◆ Page ◆
---
Many Natural Language Processing (NLP) applications need to recognize when the meaning of one word can be expressed by, or inferred from, another word. For example, in Question Answering, the word company in a question can be substituted in the text by firm, automaker or division.

A widely used approach for learning automatically semantically similar words is based on the Distributional Similarity Hypothesis, which suggests that words that occur within similar contexts are semantically similar (Harris, 1968). Concrete similarity measures compare a pair of weighted context feature vectors that characterize two words in texts. However, it has been observed that this captures a somewhat loose notion of semantic similarity, e.g. proposing the word government as similar to company. Hence, it does not ensure that the meaning of one word is preserved when replacing it with the other one in some context. Consequently, there is no direct evaluation criterion for distributional similarity output.

In this talk I will present a new direct criterion for word similarity, termed lexical entailment, which defines a tighter semantic relationship that might hold between words, as needed for the above mentioned applications. The rest of the talk will focus on the current research that studies the correspondence between the distributional characterization of two words and the lexical entailment relation. Error analysis of the state-of-the-art shows that to better approximate lexical entailment relation, first the quality of feature weighting function has to be improved. A new qualitative criterion for feature vectors was determined, which consequently provided a motivation for the better weighting strategy, relative feature focus. Then, I will discuss the two distributional inclusion hypotheses, that were proposed as a refinement to the classic Distributional Similarity Hypothesis. The degree of the hypotheses assessment was further checked by an automated web-based feature inclusion testing algorithm, which was also used to filter the baseline similarity lists, leading to a more accurate acquisition of the lexical entailment relation.
---
Entries from a dataset:
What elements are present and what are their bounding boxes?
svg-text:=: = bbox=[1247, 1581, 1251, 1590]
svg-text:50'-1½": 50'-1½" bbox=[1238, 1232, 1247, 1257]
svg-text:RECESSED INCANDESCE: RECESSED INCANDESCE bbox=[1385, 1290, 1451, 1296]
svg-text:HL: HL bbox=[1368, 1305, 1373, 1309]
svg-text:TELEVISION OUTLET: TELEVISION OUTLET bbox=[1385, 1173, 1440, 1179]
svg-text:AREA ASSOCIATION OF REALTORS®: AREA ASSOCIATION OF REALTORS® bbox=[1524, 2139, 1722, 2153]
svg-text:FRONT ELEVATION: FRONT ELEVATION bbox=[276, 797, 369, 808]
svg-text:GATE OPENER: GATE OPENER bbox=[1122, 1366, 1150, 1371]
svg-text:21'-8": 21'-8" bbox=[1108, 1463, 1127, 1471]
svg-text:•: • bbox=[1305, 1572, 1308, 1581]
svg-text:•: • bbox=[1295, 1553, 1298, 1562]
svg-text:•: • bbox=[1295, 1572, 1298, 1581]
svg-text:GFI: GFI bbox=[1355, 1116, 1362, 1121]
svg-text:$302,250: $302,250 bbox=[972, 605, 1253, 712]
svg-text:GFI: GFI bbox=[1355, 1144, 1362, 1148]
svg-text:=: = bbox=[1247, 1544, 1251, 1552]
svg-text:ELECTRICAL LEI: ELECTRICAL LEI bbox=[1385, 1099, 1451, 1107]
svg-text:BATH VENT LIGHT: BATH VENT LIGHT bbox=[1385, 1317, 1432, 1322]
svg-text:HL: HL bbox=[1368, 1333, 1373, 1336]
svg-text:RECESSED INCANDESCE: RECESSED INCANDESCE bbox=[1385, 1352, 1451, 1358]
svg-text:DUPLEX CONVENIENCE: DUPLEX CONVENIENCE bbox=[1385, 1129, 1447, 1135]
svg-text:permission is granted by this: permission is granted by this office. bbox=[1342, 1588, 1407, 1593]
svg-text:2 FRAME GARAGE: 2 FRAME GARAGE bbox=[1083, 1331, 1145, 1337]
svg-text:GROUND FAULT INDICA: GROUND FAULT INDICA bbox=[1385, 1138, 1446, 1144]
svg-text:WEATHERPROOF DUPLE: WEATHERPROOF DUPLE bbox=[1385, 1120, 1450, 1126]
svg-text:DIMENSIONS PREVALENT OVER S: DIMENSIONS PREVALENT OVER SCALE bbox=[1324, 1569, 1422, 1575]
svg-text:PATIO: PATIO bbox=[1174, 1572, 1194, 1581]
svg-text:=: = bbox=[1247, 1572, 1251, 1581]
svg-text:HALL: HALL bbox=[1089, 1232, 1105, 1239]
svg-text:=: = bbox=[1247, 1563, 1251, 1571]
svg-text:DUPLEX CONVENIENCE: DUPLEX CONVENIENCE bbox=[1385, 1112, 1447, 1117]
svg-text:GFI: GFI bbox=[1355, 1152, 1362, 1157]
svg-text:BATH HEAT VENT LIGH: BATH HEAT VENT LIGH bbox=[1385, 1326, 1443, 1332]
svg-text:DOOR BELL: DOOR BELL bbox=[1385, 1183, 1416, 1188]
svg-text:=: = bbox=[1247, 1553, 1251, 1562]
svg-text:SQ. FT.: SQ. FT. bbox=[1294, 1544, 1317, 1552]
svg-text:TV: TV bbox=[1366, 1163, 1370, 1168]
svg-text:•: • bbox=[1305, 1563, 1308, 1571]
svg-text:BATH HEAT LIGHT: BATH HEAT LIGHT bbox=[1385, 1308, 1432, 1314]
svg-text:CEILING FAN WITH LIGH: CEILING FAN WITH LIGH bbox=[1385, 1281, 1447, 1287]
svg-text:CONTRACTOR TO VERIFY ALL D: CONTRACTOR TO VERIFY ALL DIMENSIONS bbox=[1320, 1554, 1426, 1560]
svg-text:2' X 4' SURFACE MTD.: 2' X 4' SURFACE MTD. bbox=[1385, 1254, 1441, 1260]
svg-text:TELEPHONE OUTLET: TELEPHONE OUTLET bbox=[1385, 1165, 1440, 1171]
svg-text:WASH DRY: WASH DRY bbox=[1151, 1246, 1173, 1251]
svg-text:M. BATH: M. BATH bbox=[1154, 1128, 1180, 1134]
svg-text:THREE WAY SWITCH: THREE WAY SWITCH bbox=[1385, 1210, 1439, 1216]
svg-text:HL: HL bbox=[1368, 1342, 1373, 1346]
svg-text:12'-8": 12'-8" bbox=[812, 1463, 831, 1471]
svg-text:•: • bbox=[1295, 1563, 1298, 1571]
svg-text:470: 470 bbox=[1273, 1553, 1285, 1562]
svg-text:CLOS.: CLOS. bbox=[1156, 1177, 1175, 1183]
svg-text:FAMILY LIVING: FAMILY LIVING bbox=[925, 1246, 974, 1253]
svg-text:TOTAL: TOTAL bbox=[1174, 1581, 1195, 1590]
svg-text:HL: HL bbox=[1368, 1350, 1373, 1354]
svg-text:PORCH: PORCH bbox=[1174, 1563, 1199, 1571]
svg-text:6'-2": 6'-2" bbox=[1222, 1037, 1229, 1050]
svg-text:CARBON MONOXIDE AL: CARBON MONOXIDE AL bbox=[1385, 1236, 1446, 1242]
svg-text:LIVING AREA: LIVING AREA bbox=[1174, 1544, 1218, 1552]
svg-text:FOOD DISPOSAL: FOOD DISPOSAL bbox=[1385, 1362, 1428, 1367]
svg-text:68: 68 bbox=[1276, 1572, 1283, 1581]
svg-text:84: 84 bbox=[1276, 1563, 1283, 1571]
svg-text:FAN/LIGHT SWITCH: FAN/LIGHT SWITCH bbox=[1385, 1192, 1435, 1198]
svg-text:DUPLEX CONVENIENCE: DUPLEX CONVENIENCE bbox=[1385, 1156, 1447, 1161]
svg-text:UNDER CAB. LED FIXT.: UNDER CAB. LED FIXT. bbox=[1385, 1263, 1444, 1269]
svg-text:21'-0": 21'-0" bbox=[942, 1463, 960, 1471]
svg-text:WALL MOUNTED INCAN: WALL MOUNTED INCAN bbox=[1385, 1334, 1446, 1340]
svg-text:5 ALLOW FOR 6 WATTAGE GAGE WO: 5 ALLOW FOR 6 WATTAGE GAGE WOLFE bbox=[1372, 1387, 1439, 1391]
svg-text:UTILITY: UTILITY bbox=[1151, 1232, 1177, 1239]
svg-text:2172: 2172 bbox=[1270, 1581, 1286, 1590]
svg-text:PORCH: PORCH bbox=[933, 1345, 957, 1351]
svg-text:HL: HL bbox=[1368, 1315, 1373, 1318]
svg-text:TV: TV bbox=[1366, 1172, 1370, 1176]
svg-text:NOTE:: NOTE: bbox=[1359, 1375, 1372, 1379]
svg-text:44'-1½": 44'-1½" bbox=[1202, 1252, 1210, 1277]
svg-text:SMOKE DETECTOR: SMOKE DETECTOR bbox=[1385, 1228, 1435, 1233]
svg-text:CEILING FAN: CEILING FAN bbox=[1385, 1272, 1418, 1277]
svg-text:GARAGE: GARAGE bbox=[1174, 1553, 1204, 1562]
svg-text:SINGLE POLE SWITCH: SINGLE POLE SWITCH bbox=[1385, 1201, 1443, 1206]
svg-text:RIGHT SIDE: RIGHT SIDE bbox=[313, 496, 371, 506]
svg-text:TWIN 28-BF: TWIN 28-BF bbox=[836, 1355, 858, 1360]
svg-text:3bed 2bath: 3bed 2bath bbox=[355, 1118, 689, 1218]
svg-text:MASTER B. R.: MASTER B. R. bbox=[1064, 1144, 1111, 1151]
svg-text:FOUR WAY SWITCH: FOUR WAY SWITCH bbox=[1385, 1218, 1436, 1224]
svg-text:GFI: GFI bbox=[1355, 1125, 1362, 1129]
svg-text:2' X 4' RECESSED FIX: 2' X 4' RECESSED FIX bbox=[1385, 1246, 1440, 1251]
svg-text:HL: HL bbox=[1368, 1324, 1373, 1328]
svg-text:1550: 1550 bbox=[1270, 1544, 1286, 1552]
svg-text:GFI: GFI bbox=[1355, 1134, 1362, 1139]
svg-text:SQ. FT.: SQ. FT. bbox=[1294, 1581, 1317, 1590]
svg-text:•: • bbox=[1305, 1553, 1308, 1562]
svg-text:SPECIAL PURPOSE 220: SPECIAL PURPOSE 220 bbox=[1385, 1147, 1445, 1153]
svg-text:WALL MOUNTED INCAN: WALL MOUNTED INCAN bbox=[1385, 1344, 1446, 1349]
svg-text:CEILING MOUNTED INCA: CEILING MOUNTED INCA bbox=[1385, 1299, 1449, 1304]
---
◆ Given exercise ◆
Reproduce the portion of the talk abstract on lexical entailment starting at "A widely used" and ending at "distributional similarity output.".

◆ Task result ◆
A widely used approach for learning automatically semantically similar words is based on the Distributional Similarity Hypothesis, which suggests that words that occur within similar contexts are semantically similar (Harris, 1968). Concrete similarity measures compare a pair of weighted context feature vectors that characterize two words in texts. However, it has been observed that this captures a somewhat loose notion of semantic similarity, e.g. proposing the word government as similar to company. Hence, it does not ensure that the meaning of one word is preserved when replacing it with the other one in some context. Consequently, there is no direct evaluation criterion for distributional similarity output.